## What the task requires:
Return the entries below in their exact form, leaving the pictures out.
☆ ☆ ☆ ☆
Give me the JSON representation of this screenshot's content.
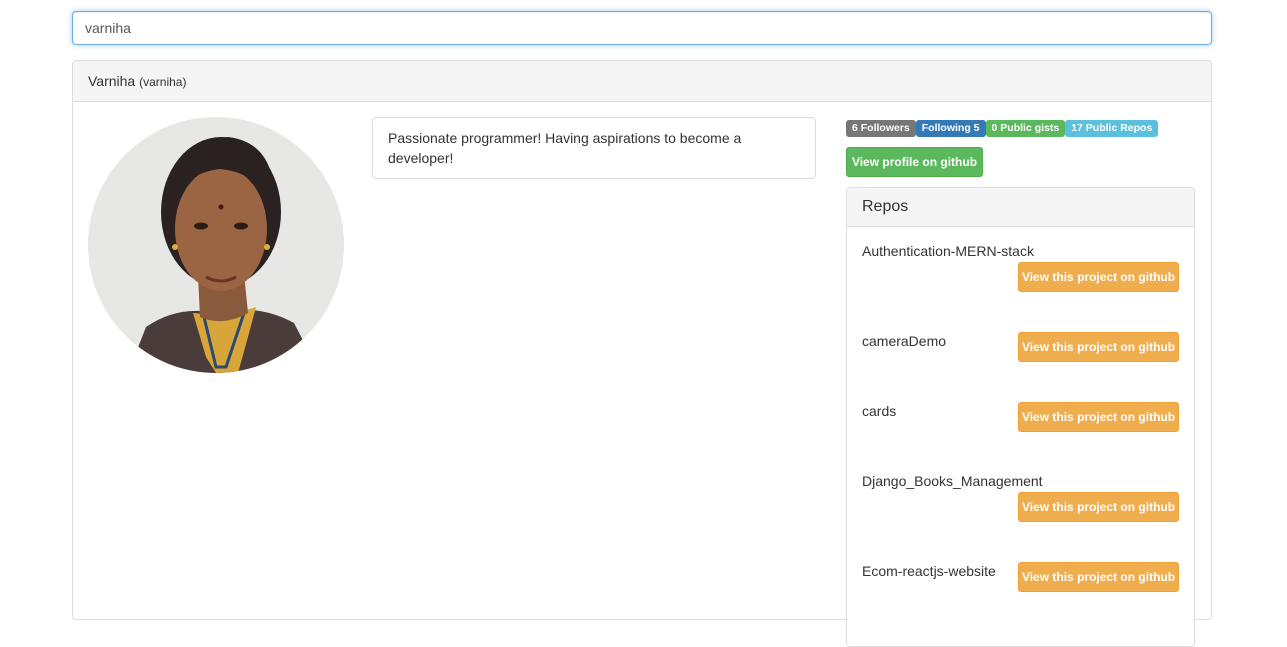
{
  "search": {
    "value": "varniha"
  },
  "profile": {
    "name": "Varniha",
    "login": "(varniha)",
    "bio": "Passionate programmer! Having aspirations to become a developer!",
    "badges": [
      {
        "label": "6 Followers",
        "color": "#777777"
      },
      {
        "label": "Following 5",
        "color": "#337ab7"
      },
      {
        "label": "0 Public gists",
        "color": "#5cb85c"
      },
      {
        "label": "17 Public Repos",
        "color": "#5bc0de"
      }
    ],
    "view_profile_label": "View profile on github"
  },
  "repos": {
    "title": "Repos",
    "button_label": "View this project on github",
    "items": [
      {
        "name": "Authentication-MERN-stack"
      },
      {
        "name": "cameraDemo"
      },
      {
        "name": "cards"
      },
      {
        "name": "Django_Books_Management"
      },
      {
        "name": "Ecom-reactjs-website"
      }
    ]
  }
}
☆ ☆ ☆ ☆
## Solution to the problem:
Give me the JSON representation of this screenshot's content.
{
  "search": {
    "value": "varniha"
  },
  "profile": {
    "name": "Varniha",
    "login": "(varniha)",
    "bio": "Passionate programmer! Having aspirations to become a developer!",
    "badges": [
      {
        "label": "6 Followers",
        "color": "#777777"
      },
      {
        "label": "Following 5",
        "color": "#337ab7"
      },
      {
        "label": "0 Public gists",
        "color": "#5cb85c"
      },
      {
        "label": "17 Public Repos",
        "color": "#5bc0de"
      }
    ],
    "view_profile_label": "View profile on github"
  },
  "repos": {
    "title": "Repos",
    "button_label": "View this project on github",
    "items": [
      {
        "name": "Authentication-MERN-stack"
      },
      {
        "name": "cameraDemo"
      },
      {
        "name": "cards"
      },
      {
        "name": "Django_Books_Management"
      },
      {
        "name": "Ecom-reactjs-website"
      }
    ]
  }
}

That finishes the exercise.